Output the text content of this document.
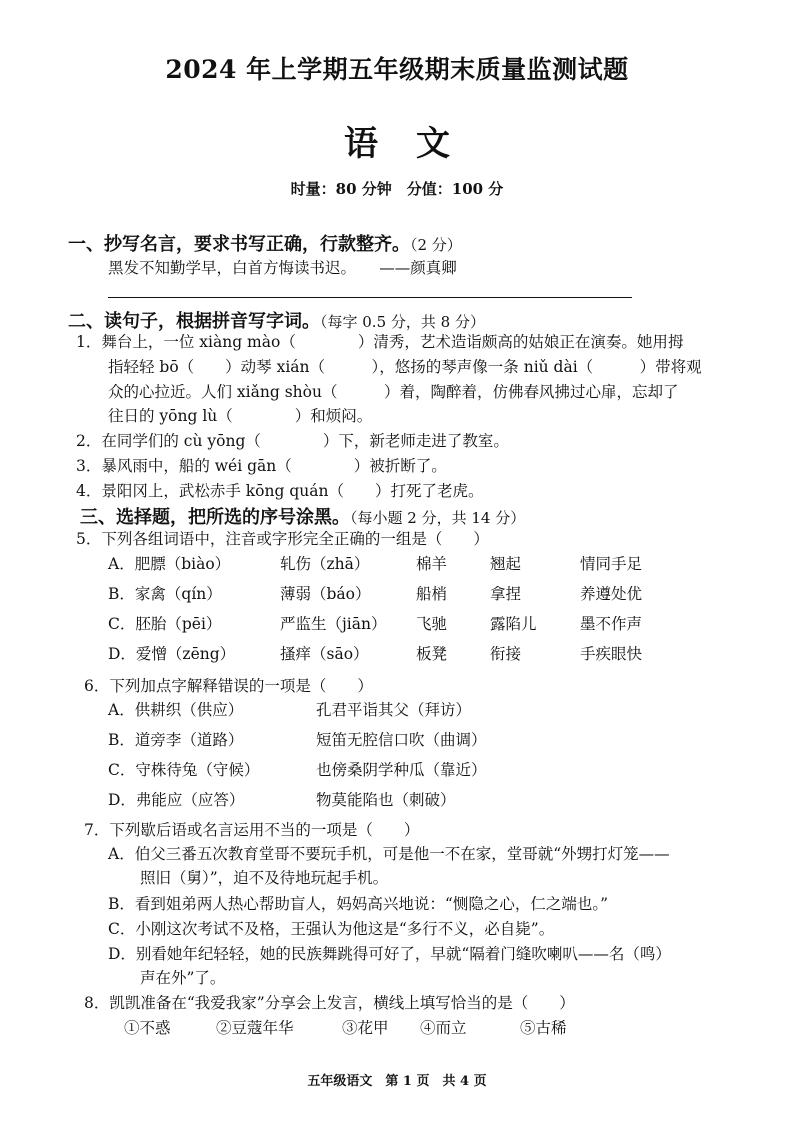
2024 年上学期五年级期末质量监测试题
语文
时量：80 分钟　分值：100 分
一、抄写名言，要求书写正确，行款整齐。（2 分）
黑发不知勤学早，白首方悔读书迟。　　——颜真卿
二、读句子，根据拼音写字词。（每字 0.5 分，共 8 分）
1．舞台上，一位 xiàng mào（　　　　）清秀，艺术造诣颇高的姑娘正在演奏。她用拇
指轻轻 bō（　　）动琴 xián（　　　），悠扬的琴声像一条 niǔ dài（　　　）带将观
众的心拉近。人们 xiǎng shòu（　　　）着，陶醉着，仿佛春风拂过心扉，忘却了
往日的 yōng lù（　　　　）和烦闷。
2．在同学们的 cù yōng（　　　　）下，新老师走进了教室。
3．暴风雨中，船的 wéi gān（　　　　）被折断了。
4．景阳冈上，武松赤手 kōng quán（　　）打死了老虎。
三、选择题，把所选的序号涂黑。（每小题 2 分，共 14 分）
5．下列各组词语中，注音或字形完全正确的一组是（　　）
A．肥膘（biào）	轧伤（zhā）	棉羊	翘起	情同手足
B．家禽（qín）	薄弱（báo）	船梢	拿捏	养遵处优
C．胚胎（pēi）	严监生（jiān） 飞驰	露陷儿	墨不作声
D．爱憎（zēng）	搔痒（sāo）	板凳	衔接	手疾眼快
6．下列加点字解释错误的一项是（　　）
A．供耕织（供应）	孔君平诣其父（拜访）
B．道旁李（道路）	短笛无腔信口吹（曲调）
C．守株待兔（守候）	也傍桑阴学种瓜（靠近）
D．弗能应（应答）	物莫能陷也（刺破）
7．下列歇后语或名言运用不当的一项是（　　）
A．伯父三番五次教育堂哥不要玩手机，可是他一不在家，堂哥就“外甥打灯笼——
照旧（舅）”，迫不及待地玩起手机。
B．看到姐弟两人热心帮助盲人，妈妈高兴地说：“恻隐之心，仁之端也。”
C．小刚这次考试不及格，王强认为他这是“多行不义，必自毙”。
D．别看她年纪轻轻，她的民族舞跳得可好了，早就“隔着门缝吹喇叭——名（鸣）
声在外”了。
8．凯凯准备在“我爱我家”分享会上发言，横线上填写恰当的是（　　）
①不惑	②豆蔻年华	③花甲 ④而立	⑤古稀
五年级语文　第 1 页　共 4 页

THE PROBLEM ▸ Give back every line exactly as it stands, pictures excluded.

PROBLEM SOLUTION ▸
Output the text content of this document.
2024 年上学期五年级期末质量监测试题
语文
时量：80 分钟　分值：100 分
一、抄写名言，要求书写正确，行款整齐。（2 分）
黑发不知勤学早，白首方悔读书迟。　　——颜真卿
二、读句子，根据拼音写字词。（每字 0.5 分，共 8 分）
1．舞台上，一位 xiàng mào（　　　　）清秀，艺术造诣颇高的姑娘正在演奏。她用拇
指轻轻 bō（　　）动琴 xián（　　　），悠扬的琴声像一条 niǔ dài（　　　）带将观
众的心拉近。人们 xiǎng shòu（　　　）着，陶醉着，仿佛春风拂过心扉，忘却了
往日的 yōng lù（　　　　）和烦闷。
2．在同学们的 cù yōng（　　　　）下，新老师走进了教室。
3．暴风雨中，船的 wéi gān（　　　　）被折断了。
4．景阳冈上，武松赤手 kōng quán（　　）打死了老虎。
三、选择题，把所选的序号涂黑。（每小题 2 分，共 14 分）
5．下列各组词语中，注音或字形完全正确的一组是（　　）
A．肥膘（biào）	轧伤（zhā）	棉羊	翘起	情同手足
B．家禽（qín）	薄弱（báo）	船梢	拿捏	养遵处优
C．胚胎（pēi）	严监生（jiān） 飞驰	露陷儿	墨不作声
D．爱憎（zēng）	搔痒（sāo）	板凳	衔接	手疾眼快
6．下列加点字解释错误的一项是（　　）
A．供耕织（供应）	孔君平诣其父（拜访）
B．道旁李（道路）	短笛无腔信口吹（曲调）
C．守株待兔（守候）	也傍桑阴学种瓜（靠近）
D．弗能应（应答）	物莫能陷也（刺破）
7．下列歇后语或名言运用不当的一项是（　　）
A．伯父三番五次教育堂哥不要玩手机，可是他一不在家，堂哥就“外甥打灯笼——
照旧（舅）”，迫不及待地玩起手机。
B．看到姐弟两人热心帮助盲人，妈妈高兴地说：“恻隐之心，仁之端也。”
C．小刚这次考试不及格，王强认为他这是“多行不义，必自毙”。
D．别看她年纪轻轻，她的民族舞跳得可好了，早就“隔着门缝吹喇叭——名（鸣）
声在外”了。
8．凯凯准备在“我爱我家”分享会上发言，横线上填写恰当的是（　　）
①不惑	②豆蔻年华	③花甲 ④而立	⑤古稀
五年级语文　第 1 页　共 4 页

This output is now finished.